▶ ÜBUNGSTEXT

▬▬▬▬▬▬▬▬▬▬


18.03.2024
    Ein Mann hält seinen russischen Pass in der Hand, als er während der Präsidentschaftswahlen in Almaty am 17. März 2024 vor der russischen Botschaft Schlange steht.
    Staatsmedien verkünden Rekordergebnis für Putin - im Westen gibt es viel Kritik an der Präsidentschaftswahl in Russland. (AFP / RUSLAN PRYANIKOV)
    Damit legte Putins Ergebnis um mehr als zehn Prozentpunkte im Vergleich zur Wahl von 2018 zu. Die Wahlbeteiligung wurde mit über 74 Prozent angegeben - ebenfalls ein Rekord. Bei der Abstimmung über eine fünfte Amtszeit Putins waren keine echten Oppositionskandidaten zugelassen.

▬▬▬▬▬▬▬▬▬▬

▶ AUFGABE
Aktualisieren Sie im Text zur Präsidentschaftswahl in Russland den Abschnitt von „Damit legte Putins“ bis „echten Oppositionskandidaten zugelassen.“, indem Sie „Wahlbeteiligung“ durch „Beteiligung“ ersetzen. Geben Sie den ganzen Abschnitt wieder. Die Datensätze stammen aus einer anderen Quelle.

▬▬▬▬▬▬▬▬▬▬

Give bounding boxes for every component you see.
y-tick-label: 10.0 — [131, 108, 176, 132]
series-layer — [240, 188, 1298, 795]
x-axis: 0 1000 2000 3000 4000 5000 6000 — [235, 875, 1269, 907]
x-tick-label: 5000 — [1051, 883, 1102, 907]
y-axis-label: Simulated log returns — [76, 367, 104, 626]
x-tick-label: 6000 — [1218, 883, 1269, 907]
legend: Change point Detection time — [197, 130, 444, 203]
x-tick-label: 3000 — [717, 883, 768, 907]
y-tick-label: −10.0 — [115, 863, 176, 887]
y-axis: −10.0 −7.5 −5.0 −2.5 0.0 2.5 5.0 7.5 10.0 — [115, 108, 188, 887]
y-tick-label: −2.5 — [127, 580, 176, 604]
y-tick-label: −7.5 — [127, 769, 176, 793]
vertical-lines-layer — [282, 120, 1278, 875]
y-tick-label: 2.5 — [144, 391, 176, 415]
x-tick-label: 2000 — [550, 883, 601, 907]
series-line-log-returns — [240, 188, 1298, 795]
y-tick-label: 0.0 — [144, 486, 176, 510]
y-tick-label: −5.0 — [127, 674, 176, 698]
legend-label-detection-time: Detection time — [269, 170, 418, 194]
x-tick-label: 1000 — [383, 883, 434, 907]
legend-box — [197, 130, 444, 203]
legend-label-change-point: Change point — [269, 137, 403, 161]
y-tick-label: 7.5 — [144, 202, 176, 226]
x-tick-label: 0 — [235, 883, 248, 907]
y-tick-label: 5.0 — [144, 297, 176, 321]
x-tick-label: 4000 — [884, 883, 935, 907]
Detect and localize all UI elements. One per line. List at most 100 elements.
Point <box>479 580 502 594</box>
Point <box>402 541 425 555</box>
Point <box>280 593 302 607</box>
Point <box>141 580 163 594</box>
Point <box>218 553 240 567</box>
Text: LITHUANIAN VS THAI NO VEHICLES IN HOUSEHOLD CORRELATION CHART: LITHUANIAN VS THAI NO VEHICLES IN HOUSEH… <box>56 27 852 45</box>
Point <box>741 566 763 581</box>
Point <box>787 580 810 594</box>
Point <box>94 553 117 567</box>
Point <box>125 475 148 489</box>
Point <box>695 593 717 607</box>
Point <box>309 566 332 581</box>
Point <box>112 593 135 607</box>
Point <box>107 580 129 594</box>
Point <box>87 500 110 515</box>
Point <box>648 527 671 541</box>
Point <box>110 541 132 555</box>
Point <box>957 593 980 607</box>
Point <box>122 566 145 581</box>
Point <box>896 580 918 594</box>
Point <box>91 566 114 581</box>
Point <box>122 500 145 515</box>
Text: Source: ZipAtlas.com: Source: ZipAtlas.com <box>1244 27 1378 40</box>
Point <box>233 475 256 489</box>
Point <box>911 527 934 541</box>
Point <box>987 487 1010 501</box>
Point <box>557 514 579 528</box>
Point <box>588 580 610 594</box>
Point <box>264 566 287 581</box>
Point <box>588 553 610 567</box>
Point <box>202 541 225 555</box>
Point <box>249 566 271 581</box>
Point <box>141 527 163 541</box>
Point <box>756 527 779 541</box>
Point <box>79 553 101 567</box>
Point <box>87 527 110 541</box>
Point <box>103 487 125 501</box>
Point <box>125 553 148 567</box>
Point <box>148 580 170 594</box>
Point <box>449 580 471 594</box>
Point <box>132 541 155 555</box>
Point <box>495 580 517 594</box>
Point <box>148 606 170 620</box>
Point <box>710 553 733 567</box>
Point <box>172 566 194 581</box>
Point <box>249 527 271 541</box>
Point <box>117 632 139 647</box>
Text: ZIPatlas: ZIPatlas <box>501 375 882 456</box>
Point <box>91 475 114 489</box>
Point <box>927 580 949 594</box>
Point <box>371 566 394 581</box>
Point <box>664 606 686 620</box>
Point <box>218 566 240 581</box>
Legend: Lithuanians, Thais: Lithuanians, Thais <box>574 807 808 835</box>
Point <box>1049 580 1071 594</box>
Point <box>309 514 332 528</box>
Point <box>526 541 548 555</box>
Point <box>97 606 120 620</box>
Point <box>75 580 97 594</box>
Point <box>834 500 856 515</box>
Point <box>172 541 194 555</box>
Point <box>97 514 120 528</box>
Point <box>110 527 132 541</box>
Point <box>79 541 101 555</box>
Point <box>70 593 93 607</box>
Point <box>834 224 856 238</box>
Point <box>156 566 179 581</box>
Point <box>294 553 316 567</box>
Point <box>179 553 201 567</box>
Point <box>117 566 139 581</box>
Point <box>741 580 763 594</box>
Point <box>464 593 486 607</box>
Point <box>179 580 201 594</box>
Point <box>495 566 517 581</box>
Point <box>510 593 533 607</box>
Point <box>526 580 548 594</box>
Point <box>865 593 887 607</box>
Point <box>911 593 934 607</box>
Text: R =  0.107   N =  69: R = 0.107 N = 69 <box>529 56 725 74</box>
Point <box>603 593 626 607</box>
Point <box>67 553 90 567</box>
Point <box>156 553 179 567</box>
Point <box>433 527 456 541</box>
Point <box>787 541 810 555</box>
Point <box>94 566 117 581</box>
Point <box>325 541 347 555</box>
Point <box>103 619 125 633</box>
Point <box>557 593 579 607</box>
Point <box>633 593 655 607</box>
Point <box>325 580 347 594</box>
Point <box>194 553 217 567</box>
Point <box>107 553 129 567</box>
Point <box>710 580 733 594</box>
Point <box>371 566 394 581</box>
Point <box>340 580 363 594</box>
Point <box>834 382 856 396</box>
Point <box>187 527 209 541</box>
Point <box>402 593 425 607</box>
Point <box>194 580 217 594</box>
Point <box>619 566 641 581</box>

▬▬▬▬▬▬▬▬▬▬

▶ SCHRIFTLICHE ANTWORT
Damit legte Putins Ergebnis um mehr als zehn Prozentpunkte im Vergleich zur Wahl von 2018 zu. Die Beteiligung wurde mit über 74 Prozent angegeben - ebenfalls ein Rekord. Bei der Abstimmung über eine fünfte Amtszeit Putins waren keine echten Oppositionskandidaten zugelassen.